BRIEF: Please write out the material that follows, exactly as it stands.

DATA ENTRIES:
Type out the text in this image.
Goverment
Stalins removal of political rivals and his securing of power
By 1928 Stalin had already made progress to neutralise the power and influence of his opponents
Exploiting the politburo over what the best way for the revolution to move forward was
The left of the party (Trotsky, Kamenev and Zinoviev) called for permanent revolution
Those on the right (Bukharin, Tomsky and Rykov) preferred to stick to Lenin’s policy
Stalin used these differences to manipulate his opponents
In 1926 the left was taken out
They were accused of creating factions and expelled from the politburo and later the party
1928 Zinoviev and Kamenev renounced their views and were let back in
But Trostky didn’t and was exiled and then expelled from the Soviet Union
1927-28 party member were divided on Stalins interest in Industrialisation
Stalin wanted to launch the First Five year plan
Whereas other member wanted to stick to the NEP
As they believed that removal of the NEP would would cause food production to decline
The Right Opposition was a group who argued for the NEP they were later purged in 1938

FINISHED TASK:
Type out the text in this image.
Goverment
Stalins removal of political rivals and his securing of power
By 1928 Stalin had already made progress to neutralise the power and influence of his opponents
Exploiting the politburo over what the best way for the revolution to move forward was
The left of the party (Trotsky, Kamenev and Zinoviev) called for permanent revolution
Those on the right (Bukharin, Tomsky and Rykov) preferred to stick to Lenin’s policy
Stalin used these differences to manipulate his opponents
In 1926 the left was taken out
They were accused of creating factions and expelled from the politburo and later the party
1928 Zinoviev and Kamenev renounced their views and were let back in
But Trostky didn’t and was exiled and then expelled from the Soviet Union
1927-28 party member were divided on Stalins interest in Industrialisation
Stalin wanted to launch the First Five year plan
Whereas other member wanted to stick to the NEP
As they believed that removal of the NEP would would cause food production to decline
The Right Opposition was a group who argued for the NEP they were later purged in 1938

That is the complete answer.